# [Instructions for the task]
Write out the entries verbatim and leave the images out of the copy.
### Materials provided ###
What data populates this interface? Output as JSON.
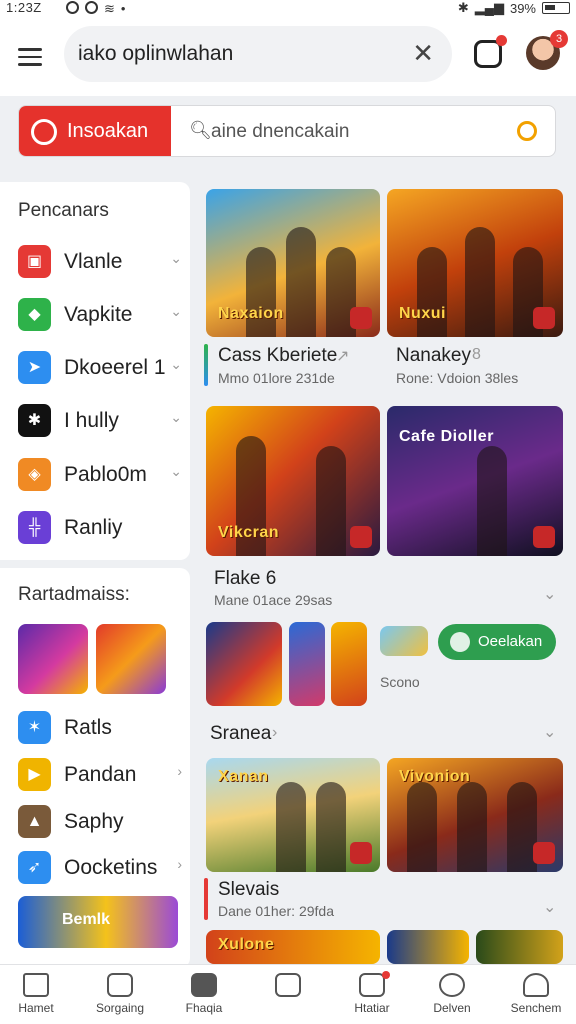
{
  "status_bar": {
    "time": "1:23Z",
    "battery": "39%"
  },
  "top_bar": {
    "search_text": "iako oplinwlahan"
  },
  "avatar": {
    "badge_count": "3"
  },
  "search_row": {
    "brand_label": "Insoakan",
    "placeholder": "aine dnencakain"
  },
  "sidebar": {
    "section1_title": "Pencanars",
    "categories": [
      {
        "label": "Vlanle",
        "color": "#e53935",
        "glyph": "▣"
      },
      {
        "label": "Vapkite",
        "color": "#2eb24a",
        "glyph": "◆"
      },
      {
        "label": "Dkoeerel 1",
        "color": "#2d8ef0",
        "glyph": "➤"
      },
      {
        "label": "I hully",
        "color": "#111111",
        "glyph": "✱"
      },
      {
        "label": "Pablo0m",
        "color": "#f08a24",
        "glyph": "◈"
      },
      {
        "label": "Ranliy",
        "color": "#6a3fd6",
        "glyph": "╬"
      }
    ],
    "section2_title": "Rartadmaiss:",
    "apps": [
      {
        "label": "Ratls",
        "color": "#2d8ef0",
        "glyph": "✶"
      },
      {
        "label": "Pandan",
        "color": "#f0b400",
        "glyph": "▶"
      },
      {
        "label": "Saphy",
        "color": "#7a5a3a",
        "glyph": "▲"
      },
      {
        "label": "Oocketins",
        "color": "#2d8ef0",
        "glyph": "➶"
      }
    ],
    "banner_text": "Bemlk"
  },
  "main": {
    "row1": [
      {
        "title": "Cass Kberiete",
        "sub": "Mmo 01lore 231de",
        "art": "Naxaion",
        "mark": "↗"
      },
      {
        "title": "Nanakey",
        "sub": "Rone: Vdoion 38les",
        "art": "Nuxui",
        "mark": "8"
      }
    ],
    "row2": [
      {
        "art": "Vikcran"
      },
      {
        "art": "Cafe Dioller"
      }
    ],
    "section_title": "Flake 6",
    "section_sub": "Mane 01ace 29sas",
    "action_label": "Oeelakan",
    "strip_sub": "Scono",
    "section2_title": "Sranea",
    "row3": [
      {
        "art": "Xanan"
      },
      {
        "art": "Vivonion"
      }
    ],
    "section3_title": "Slevais",
    "section3_sub": "Dane 01her: 29fda",
    "row4": [
      {
        "art": "Xulone"
      }
    ]
  },
  "bottom_nav": [
    {
      "label": "Hamet"
    },
    {
      "label": "Sorgaing"
    },
    {
      "label": "Fhaqia"
    },
    {
      "label": ""
    },
    {
      "label": "Htatiar"
    },
    {
      "label": "Delven"
    },
    {
      "label": "Senchem"
    }
  ]
}
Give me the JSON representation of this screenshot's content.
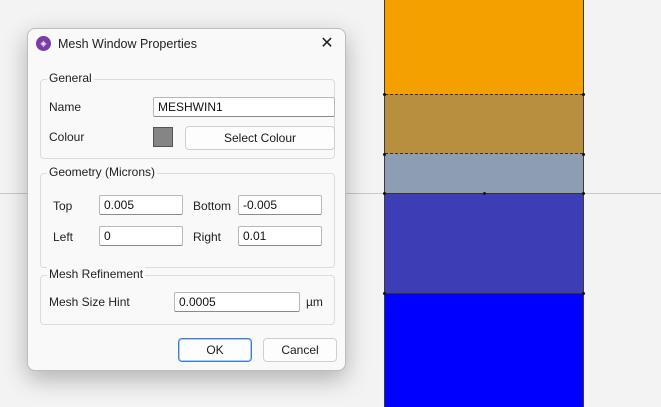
{
  "dialog": {
    "title": "Mesh Window Properties",
    "icon": "app-logo-icon",
    "close_icon": "close-icon"
  },
  "general": {
    "legend": "General",
    "name_label": "Name",
    "name_value": "MESHWIN1",
    "colour_label": "Colour",
    "colour_swatch": "#858585",
    "select_colour_label": "Select Colour"
  },
  "geometry": {
    "legend": "Geometry (Microns)",
    "top_label": "Top",
    "top_value": "0.005",
    "bottom_label": "Bottom",
    "bottom_value": "-0.005",
    "left_label": "Left",
    "left_value": "0",
    "right_label": "Right",
    "right_value": "0.01"
  },
  "refinement": {
    "legend": "Mesh Refinement",
    "hint_label": "Mesh Size Hint",
    "hint_value": "0.0005",
    "unit": "µm"
  },
  "buttons": {
    "ok": "OK",
    "cancel": "Cancel"
  },
  "layers": {
    "colors": [
      "#f4a100",
      "#b88f3e",
      "#8d9db3",
      "#3d3db5",
      "#0000fe"
    ]
  }
}
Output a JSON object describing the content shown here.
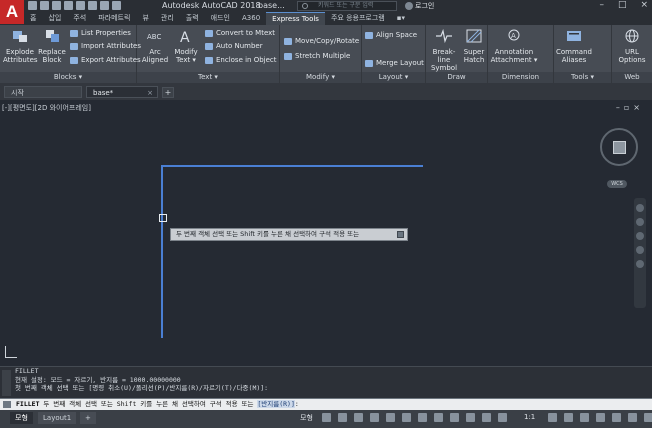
###
# [Task solution]
What data populates this interface? Output as JSON.
{
  "status_bar": {
    "time": "1:23Z",
    "battery": "39%"
  },
  "top_bar": {
    "search_text": "iako oplinwlahan"
  },
  "avatar": {
    "badge_count": "3"
  },
  "search_row": {
    "brand_label": "Insoakan",
    "placeholder": "aine dnencakain"
  },
  "sidebar": {
    "section1_title": "Pencanars",
    "categories": [
      {
        "label": "Vlanle",
        "color": "#e53935",
        "glyph": "▣"
      },
      {
        "label": "Vapkite",
        "color": "#2eb24a",
        "glyph": "◆"
      },
      {
        "label": "Dkoeerel 1",
        "color": "#2d8ef0",
        "glyph": "➤"
      },
      {
        "label": "I hully",
        "color": "#111111",
        "glyph": "✱"
      },
      {
        "label": "Pablo0m",
        "color": "#f08a24",
        "glyph": "◈"
      },
      {
        "label": "Ranliy",
        "color": "#6a3fd6",
        "glyph": "╬"
      }
    ],
    "section2_title": "Rartadmaiss:",
    "apps": [
      {
        "label": "Ratls",
        "color": "#2d8ef0",
        "glyph": "✶"
      },
      {
        "label": "Pandan",
        "color": "#f0b400",
        "glyph": "▶"
      },
      {
        "label": "Saphy",
        "color": "#7a5a3a",
        "glyph": "▲"
      },
      {
        "label": "Oocketins",
        "color": "#2d8ef0",
        "glyph": "➶"
      }
    ],
    "banner_text": "Bemlk"
  },
  "main": {
    "row1": [
      {
        "title": "Cass Kberiete",
        "sub": "Mmo 01lore 231de",
        "art": "Naxaion",
        "mark": "↗"
      },
      {
        "title": "Nanakey",
        "sub": "Rone: Vdoion 38les",
        "art": "Nuxui",
        "mark": "8"
      }
    ],
    "row2": [
      {
        "art": "Vikcran"
      },
      {
        "art": "Cafe Dioller"
      }
    ],
    "section_title": "Flake 6",
    "section_sub": "Mane 01ace 29sas",
    "action_label": "Oeelakan",
    "strip_sub": "Scono",
    "section2_title": "Sranea",
    "row3": [
      {
        "art": "Xanan"
      },
      {
        "art": "Vivonion"
      }
    ],
    "section3_title": "Slevais",
    "section3_sub": "Dane 01her: 29fda",
    "row4": [
      {
        "art": "Xulone"
      }
    ]
  },
  "bottom_nav": [
    {
      "label": "Hamet"
    },
    {
      "label": "Sorgaing"
    },
    {
      "label": "Fhaqia"
    },
    {
      "label": ""
    },
    {
      "label": "Htatiar"
    },
    {
      "label": "Delven"
    },
    {
      "label": "Senchem"
    }
  ]
}
Give me the JSON representation of this screenshot's content.
{
  "dialog": {
    "title": "Mesh Window Properties",
    "icon": "app-logo-icon",
    "close_icon": "close-icon"
  },
  "general": {
    "legend": "General",
    "name_label": "Name",
    "name_value": "MESHWIN1",
    "colour_label": "Colour",
    "colour_swatch": "#858585",
    "select_colour_label": "Select Colour"
  },
  "geometry": {
    "legend": "Geometry (Microns)",
    "top_label": "Top",
    "top_value": "0.005",
    "bottom_label": "Bottom",
    "bottom_value": "-0.005",
    "left_label": "Left",
    "left_value": "0",
    "right_label": "Right",
    "right_value": "0.01"
  },
  "refinement": {
    "legend": "Mesh Refinement",
    "hint_label": "Mesh Size Hint",
    "hint_value": "0.0005",
    "unit": "µm"
  },
  "buttons": {
    "ok": "OK",
    "cancel": "Cancel"
  },
  "layers": {
    "colors": [
      "#f4a100",
      "#b88f3e",
      "#8d9db3",
      "#3d3db5",
      "#0000fe"
    ]
  }
}
Output a JSON object describing the content shown here.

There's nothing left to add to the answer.